Provided data ▸
= = = =
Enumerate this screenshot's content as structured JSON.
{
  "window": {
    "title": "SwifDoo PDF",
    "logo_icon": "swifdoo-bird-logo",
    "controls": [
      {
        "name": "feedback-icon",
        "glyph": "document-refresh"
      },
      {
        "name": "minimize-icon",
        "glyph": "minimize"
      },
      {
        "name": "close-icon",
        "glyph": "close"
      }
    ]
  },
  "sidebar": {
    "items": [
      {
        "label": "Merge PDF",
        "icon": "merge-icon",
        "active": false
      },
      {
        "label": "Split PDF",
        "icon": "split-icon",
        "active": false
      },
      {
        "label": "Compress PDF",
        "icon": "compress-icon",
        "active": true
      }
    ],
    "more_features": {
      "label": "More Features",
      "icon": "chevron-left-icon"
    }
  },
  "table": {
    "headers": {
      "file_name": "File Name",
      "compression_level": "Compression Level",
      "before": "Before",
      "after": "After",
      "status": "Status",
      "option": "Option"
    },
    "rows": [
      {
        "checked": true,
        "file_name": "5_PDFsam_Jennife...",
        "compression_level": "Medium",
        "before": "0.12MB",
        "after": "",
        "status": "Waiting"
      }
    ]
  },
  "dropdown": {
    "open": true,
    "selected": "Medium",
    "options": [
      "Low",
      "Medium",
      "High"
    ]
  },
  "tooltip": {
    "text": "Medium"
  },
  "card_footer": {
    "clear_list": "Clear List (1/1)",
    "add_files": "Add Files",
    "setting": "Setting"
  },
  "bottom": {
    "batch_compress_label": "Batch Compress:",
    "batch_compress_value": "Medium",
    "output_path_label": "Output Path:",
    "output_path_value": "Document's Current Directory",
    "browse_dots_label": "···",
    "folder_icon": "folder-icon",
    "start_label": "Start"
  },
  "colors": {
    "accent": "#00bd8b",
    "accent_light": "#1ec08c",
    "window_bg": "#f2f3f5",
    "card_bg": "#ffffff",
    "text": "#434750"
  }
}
= = = =
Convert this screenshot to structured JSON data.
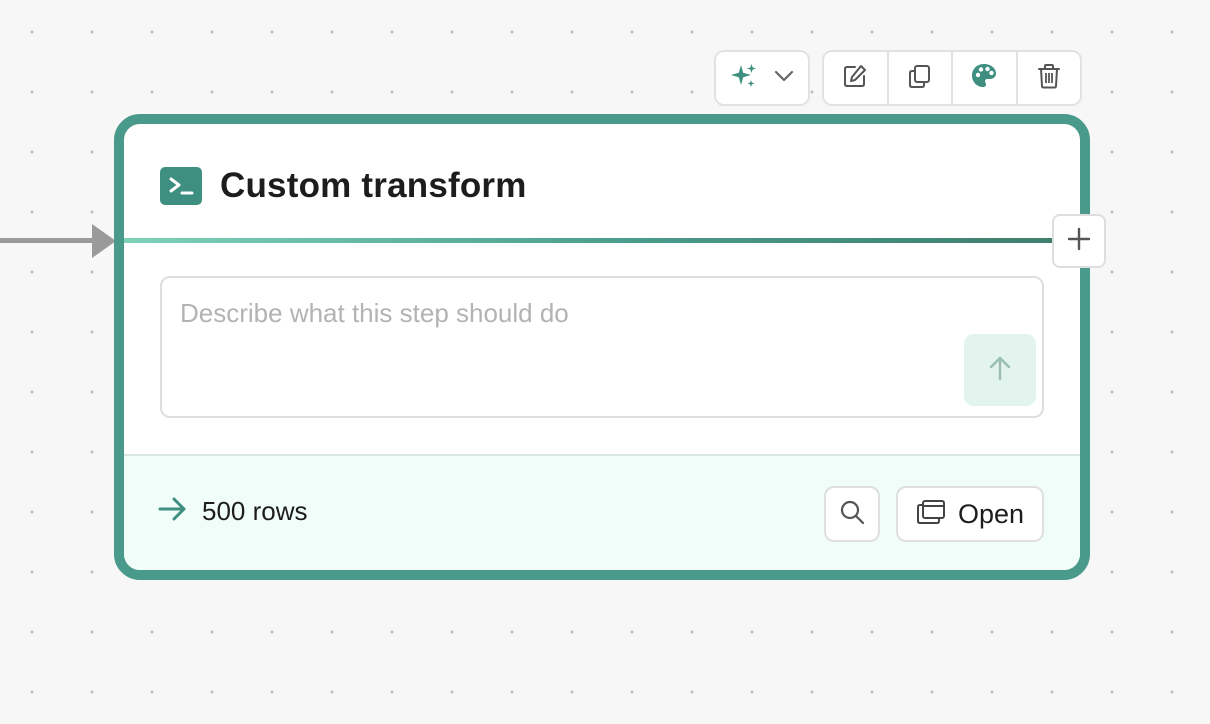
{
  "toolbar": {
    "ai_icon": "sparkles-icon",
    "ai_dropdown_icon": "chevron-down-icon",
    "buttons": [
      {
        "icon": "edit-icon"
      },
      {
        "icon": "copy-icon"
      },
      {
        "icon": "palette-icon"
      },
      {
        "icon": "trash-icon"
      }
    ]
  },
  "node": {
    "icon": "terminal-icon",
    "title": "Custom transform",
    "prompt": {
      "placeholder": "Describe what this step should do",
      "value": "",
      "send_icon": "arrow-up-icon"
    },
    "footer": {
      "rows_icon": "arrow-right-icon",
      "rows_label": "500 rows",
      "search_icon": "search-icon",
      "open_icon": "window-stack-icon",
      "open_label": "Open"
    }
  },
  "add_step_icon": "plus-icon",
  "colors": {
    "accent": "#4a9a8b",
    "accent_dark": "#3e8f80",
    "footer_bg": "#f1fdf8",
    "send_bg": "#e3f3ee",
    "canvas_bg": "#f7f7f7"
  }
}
= = = =
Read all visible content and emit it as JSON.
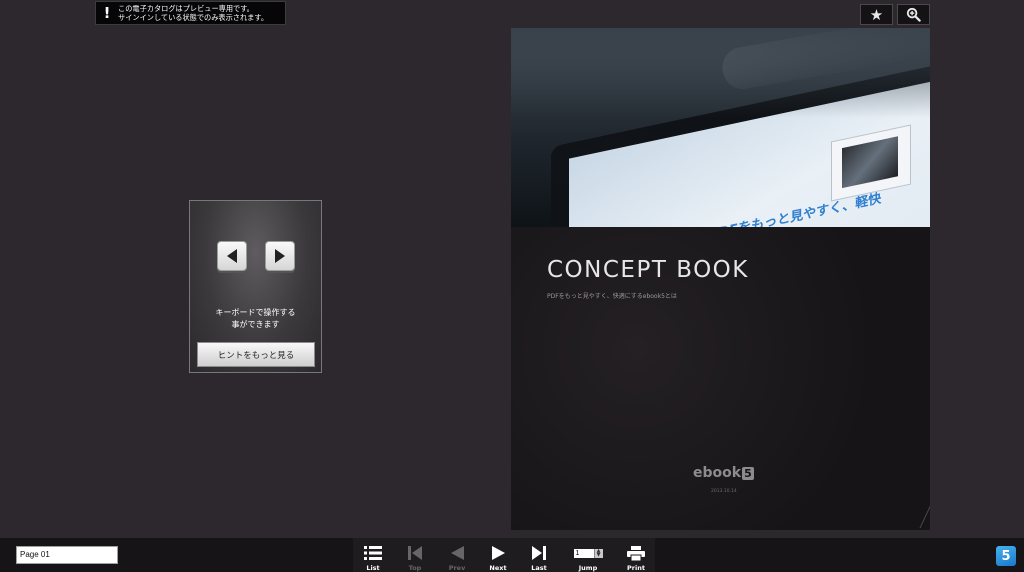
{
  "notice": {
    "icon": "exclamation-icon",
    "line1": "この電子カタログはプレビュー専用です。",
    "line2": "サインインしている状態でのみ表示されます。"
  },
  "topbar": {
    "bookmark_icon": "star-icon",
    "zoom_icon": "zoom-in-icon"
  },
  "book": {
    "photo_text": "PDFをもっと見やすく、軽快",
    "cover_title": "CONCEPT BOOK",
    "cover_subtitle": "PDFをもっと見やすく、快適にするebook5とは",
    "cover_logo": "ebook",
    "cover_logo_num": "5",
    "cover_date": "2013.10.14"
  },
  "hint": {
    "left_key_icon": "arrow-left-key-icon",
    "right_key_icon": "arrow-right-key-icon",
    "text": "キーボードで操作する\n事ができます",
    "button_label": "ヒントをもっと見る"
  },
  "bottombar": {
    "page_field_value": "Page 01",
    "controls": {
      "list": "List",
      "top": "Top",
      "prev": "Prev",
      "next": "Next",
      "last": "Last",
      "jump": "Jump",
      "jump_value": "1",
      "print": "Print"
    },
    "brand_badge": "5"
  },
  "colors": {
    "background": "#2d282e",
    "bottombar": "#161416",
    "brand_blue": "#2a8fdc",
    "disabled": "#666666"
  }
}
= = = =
What needs to be done ▸ In the records above, collect each line with "screenshot".

Answer to this problem ▸
Enumerate this screenshot's content as structured JSON.
Convert this screenshot to structured JSON data.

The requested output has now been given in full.